EXTRAIT DU DOCUMENT -
════
55Puisqu’il était le seul garant du programme, il a été aisé, au lendemain de Katrina, de désigner l’USACE principal responsable des défaillances du «Hurricane Protection System». L’IPET conclut pourtant que « rien ne prouve qu'il y ait eu des négligences ou des erreurs de la part des gouvernements » (IPET, 2006), la construction du système ayant sans cesse été dictée par des intérêts politiques et économiques particuliers, notamment ceux de chacune des juridictions locales, ce qui a généré un système fragmenté.
════
LIGNES DE DONNÉES -

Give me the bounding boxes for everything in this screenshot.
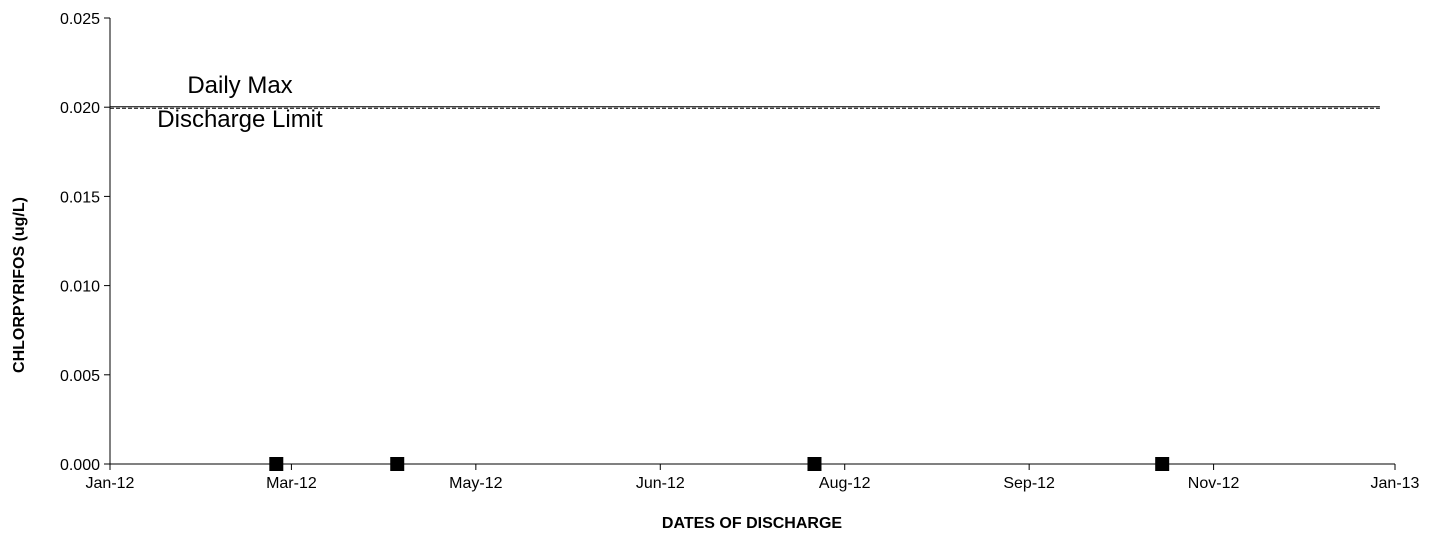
x-tick-label: Jan-13 bbox=[1371, 475, 1420, 492]
x-axis-title: DATES OF DISCHARGE bbox=[662, 515, 842, 532]
x-tick-label: Jan-12 bbox=[86, 475, 135, 492]
x-tick-label: May-12 bbox=[449, 475, 502, 492]
y-tick-label: 0.025 bbox=[60, 11, 100, 28]
x-tick-label: Aug-12 bbox=[819, 475, 871, 492]
data-point-marker bbox=[390, 457, 405, 471]
data-point-marker bbox=[1155, 457, 1170, 471]
data-point-marker bbox=[807, 457, 822, 471]
data-points bbox=[269, 457, 1170, 471]
y-tick-label: 0.005 bbox=[60, 368, 100, 385]
y-tick-label: 0.000 bbox=[60, 457, 100, 474]
x-axis: Jan-12 Mar-12 May-12 Jun-12 Aug-12 Sep-12 Nov-… bbox=[86, 463, 1420, 492]
y-tick-label: 0.010 bbox=[60, 279, 100, 296]
x-tick-label: Nov-12 bbox=[1188, 475, 1240, 492]
y-tick-label: 0.020 bbox=[60, 100, 100, 117]
data-point-marker bbox=[269, 457, 284, 471]
y-tick-label: 0.015 bbox=[60, 189, 100, 206]
y-axis-title: CHLORPYRIFOS (ug/L) bbox=[11, 197, 28, 373]
y-axis: 0.000 0.005 0.010 0.015 0.020 0.025 bbox=[60, 11, 111, 474]
x-tick-label: Jun-12 bbox=[636, 475, 685, 492]
limit-label-line2: Discharge Limit bbox=[157, 106, 323, 133]
reference-lines: Daily Max Discharge Limit bbox=[110, 72, 1380, 133]
x-tick-label: Sep-12 bbox=[1003, 475, 1055, 492]
limit-label-line1: Daily Max bbox=[187, 72, 292, 99]
x-tick-label: Mar-12 bbox=[266, 475, 317, 492]
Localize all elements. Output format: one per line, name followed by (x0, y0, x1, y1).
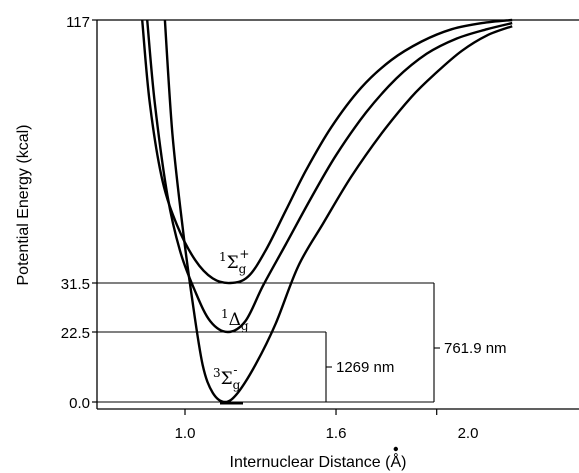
annotation-761-9nm: 761.9 nm (444, 340, 507, 357)
curve-series-1 (163, 19, 513, 404)
x-tick-label-1: 1.0 (175, 425, 196, 442)
y-tick-label-22-5: 22.5 (61, 325, 90, 342)
state-label-2: 1Δg (221, 307, 249, 333)
y-tick-label-31-5: 31.5 (61, 276, 90, 293)
x-tick-label-2: 1.6 (326, 425, 347, 442)
y-tick-label-0: 0.0 (69, 395, 90, 412)
y-axis-title: Potential Energy (kcal) (15, 125, 32, 286)
annotation-1269nm: 1269 nm (336, 359, 394, 376)
curve-series-3 (141, 18, 513, 285)
state-label-1: 3Σg- (213, 363, 241, 392)
x-axis-title: Internuclear Distance (Å) (230, 452, 407, 471)
y-tick-label-117: 117 (66, 14, 90, 31)
curve-series-2 (146, 19, 513, 334)
state-label-3: 1Σg+ (219, 247, 249, 276)
angstrom-ring-mark (393, 446, 399, 452)
x-tick-label-3: 2.0 (458, 425, 479, 442)
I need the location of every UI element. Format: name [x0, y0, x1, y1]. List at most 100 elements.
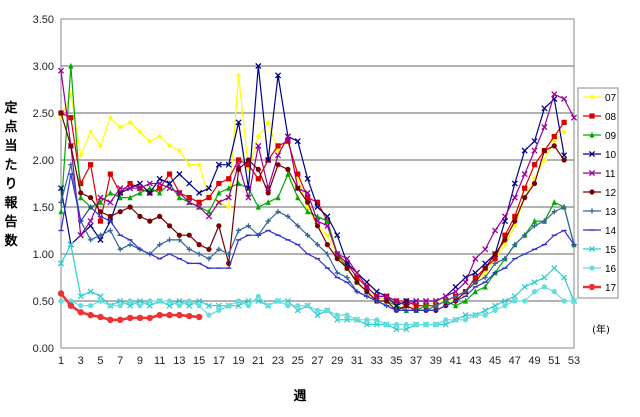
data-point: [511, 194, 518, 201]
x-tick-label: 49: [528, 355, 540, 367]
x-tick-label: 7: [117, 355, 123, 367]
data-point: [363, 283, 370, 290]
x-tick-label: 11: [154, 355, 165, 367]
data-point: [136, 314, 144, 322]
data-point: [255, 203, 261, 210]
x-tick-label: 51: [548, 355, 560, 367]
data-point: [551, 199, 557, 205]
data-point: [324, 232, 330, 238]
data-point: [364, 289, 370, 295]
data-point: [364, 317, 370, 323]
data-point: [205, 213, 213, 220]
data-point: [423, 302, 429, 309]
legend: 07 08 09 10 11 12 13 14 15 16 17: [577, 87, 619, 299]
data-point: [314, 242, 321, 248]
data-point: [97, 236, 104, 243]
data-point: [235, 227, 242, 234]
data-point: [196, 203, 203, 211]
x-tick-label: 27: [311, 355, 323, 367]
data-point: [255, 142, 262, 149]
data-point: [147, 138, 153, 144]
data-point: [284, 133, 291, 140]
data-point: [383, 293, 390, 300]
data-point: [245, 157, 252, 163]
data-point: [492, 302, 499, 309]
data-point: [186, 195, 192, 201]
y-axis-label-char: り: [4, 177, 17, 192]
data-point: [137, 213, 143, 219]
data-point: [225, 161, 232, 168]
data-point: [186, 232, 192, 238]
data-point: [116, 316, 124, 323]
data-point: [511, 293, 518, 300]
data-point: [57, 260, 65, 267]
data-point: [87, 311, 94, 319]
data-point: [176, 194, 182, 201]
legend-label: 10: [605, 150, 617, 161]
data-point: [255, 166, 261, 172]
series-14: [58, 173, 577, 312]
data-point: [462, 289, 469, 295]
data-point: [561, 129, 567, 135]
data-point: [275, 143, 281, 149]
data-point: [393, 297, 400, 305]
data-point: [393, 321, 400, 328]
data-point: [492, 260, 498, 266]
data-point: [275, 298, 281, 304]
x-tick-label: 41: [449, 355, 461, 367]
data-point: [77, 309, 84, 316]
data-point: [588, 245, 596, 253]
data-point: [531, 289, 538, 295]
x-tick-label: 19: [232, 355, 244, 367]
series-16: [58, 284, 577, 328]
data-point: [176, 297, 183, 305]
data-point: [77, 232, 84, 239]
data-point: [57, 67, 65, 74]
data-point: [216, 307, 222, 313]
data-point: [176, 311, 183, 319]
data-point: [206, 208, 212, 215]
data-point: [275, 209, 281, 215]
legend-label: 07: [605, 93, 617, 104]
data-point: [482, 283, 488, 290]
x-axis-label: 週: [293, 389, 306, 404]
data-point: [245, 223, 252, 229]
legend-box: [577, 87, 619, 299]
data-point: [147, 298, 153, 304]
data-point: [157, 213, 163, 219]
data-point: [541, 105, 548, 112]
data-point: [97, 218, 104, 224]
data-point: [107, 189, 113, 196]
data-point: [334, 316, 341, 323]
data-point: [255, 293, 261, 299]
data-point: [196, 303, 202, 309]
data-point: [107, 316, 114, 323]
data-point: [186, 246, 192, 252]
data-point: [462, 279, 469, 286]
data-point: [501, 297, 509, 305]
data-point: [78, 152, 84, 158]
y-tick-label: 3.00: [33, 61, 54, 73]
series-07: [58, 72, 567, 309]
data-point: [137, 189, 143, 196]
data-point: [305, 199, 311, 205]
legend-item: 12: [583, 188, 617, 199]
data-point: [265, 190, 271, 196]
data-point: [206, 256, 212, 262]
data-point: [126, 314, 134, 322]
data-point: [541, 284, 548, 290]
data-point: [295, 194, 301, 201]
data-point: [482, 274, 488, 281]
data-point: [196, 199, 202, 205]
data-point: [502, 256, 508, 262]
x-tick-label: 33: [371, 355, 383, 367]
data-point: [531, 176, 538, 182]
data-point: [295, 171, 301, 177]
series-layer: [57, 62, 578, 333]
data-point: [265, 119, 271, 125]
data-point: [589, 208, 595, 214]
data-point: [284, 297, 291, 305]
data-point: [137, 303, 143, 309]
data-point: [255, 176, 261, 182]
data-point: [334, 312, 340, 318]
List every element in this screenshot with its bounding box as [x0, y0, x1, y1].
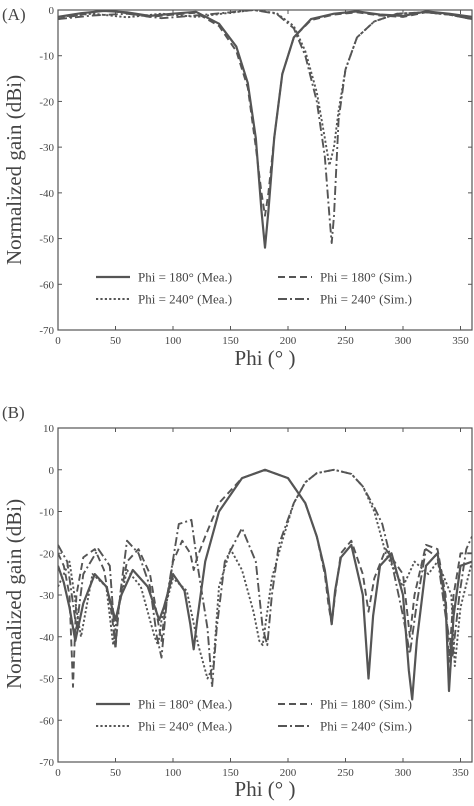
x-tick-label: 150: [222, 767, 239, 779]
legend-label: Phi = 240° (Mea.): [138, 292, 232, 307]
legend-label: Phi = 180° (Sim.): [320, 270, 412, 285]
legend-label: Phi = 180° (Mea.): [138, 697, 232, 712]
x-tick-label: 350: [452, 335, 469, 347]
series-line-dashed: [58, 468, 472, 688]
legend-label: Phi = 180° (Mea.): [138, 270, 232, 285]
x-tick-label: 100: [165, 767, 182, 779]
x-tick-label: 0: [55, 335, 61, 347]
y-tick-label: -60: [39, 715, 54, 727]
y-tick-label: -10: [39, 51, 54, 63]
x-tick-label: 0: [55, 767, 61, 779]
x-tick-label: 100: [165, 335, 182, 347]
series-line-dashdot: [58, 10, 472, 245]
y-tick-label: 10: [43, 423, 55, 435]
legend-label: Phi = 240° (Mea.): [138, 719, 232, 734]
series-line-dashed: [58, 10, 472, 217]
y-tick-label: 0: [49, 5, 55, 17]
legend-label: Phi = 240° (Sim.): [320, 719, 412, 734]
y-tick-label: -20: [39, 96, 54, 108]
y-tick-label: -20: [39, 548, 54, 560]
x-tick-label: 350: [452, 767, 469, 779]
y-tick-label: -50: [39, 234, 54, 246]
panel-b-label: (B): [2, 403, 25, 422]
y-tick-label: -40: [39, 188, 54, 200]
y-tick-label: -30: [39, 142, 54, 154]
y-tick-label: -30: [39, 590, 54, 602]
y-tick-label: -70: [39, 757, 54, 769]
panel-a-plot-frame: [57, 9, 473, 331]
y-tick-label: 0: [49, 465, 55, 477]
y-tick-label: -60: [39, 279, 54, 291]
x-tick-label: 200: [280, 335, 297, 347]
series-line-dotted: [58, 10, 472, 167]
panel-b-plot-frame: [57, 427, 473, 763]
panel-b-x-axis-title: Phi (° ): [235, 777, 296, 801]
x-tick-label: 250: [337, 335, 354, 347]
panel-a-y-axis-title: Normalized gain (dBi): [2, 75, 26, 265]
x-tick-label: 150: [222, 335, 239, 347]
x-tick-label: 250: [337, 767, 354, 779]
panel-a-label: (A): [2, 5, 26, 24]
panel-b: 100-10-20-30-40-50-60-70 0 50 100 150 200 250…: [39, 423, 473, 779]
legend-label: Phi = 180° (Sim.): [320, 697, 412, 712]
x-tick-label: 300: [395, 767, 412, 779]
x-tick-label: 50: [110, 767, 122, 779]
series-line-dotted: [58, 468, 472, 680]
legend-label: Phi = 240° (Sim.): [320, 292, 412, 307]
y-tick-label: -50: [39, 674, 54, 686]
series-line-dashdot: [58, 468, 472, 688]
y-tick-label: -10: [39, 507, 54, 519]
y-tick-label: -40: [39, 632, 54, 644]
panel-a: 0 -10 -20 -30 -40 -50 -60 -70 0 50 100 150 200 250 30…: [39, 5, 473, 347]
series-line-solid: [58, 468, 472, 701]
x-tick-label: 50: [110, 335, 122, 347]
panel-a-x-axis-title: Phi (° ): [235, 346, 296, 370]
panel-b-y-axis-title: Normalized gain (dBi): [2, 499, 26, 689]
x-tick-label: 200: [280, 767, 297, 779]
x-tick-label: 300: [395, 335, 412, 347]
y-tick-label: -70: [39, 325, 54, 337]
════
ÉNONCÉ DE L'EXERCICE - Recopiez l'extrait du document en entier, sans rien y changer, s'il vous plaît.

RÉSULTAT ATTENDU -
55Puisqu’il était le seul garant du programme, il a été aisé, au lendemain de Katrina, de désigner l’USACE principal responsable des défaillances du «Hurricane Protection System». L’IPET conclut pourtant que « rien ne prouve qu'il y ait eu des négligences ou des erreurs de la part des gouvernements » (IPET, 2006), la construction du système ayant sans cesse été dictée par des intérêts politiques et économiques particuliers, notamment ceux de chacune des juridictions locales, ce qui a généré un système fragmenté.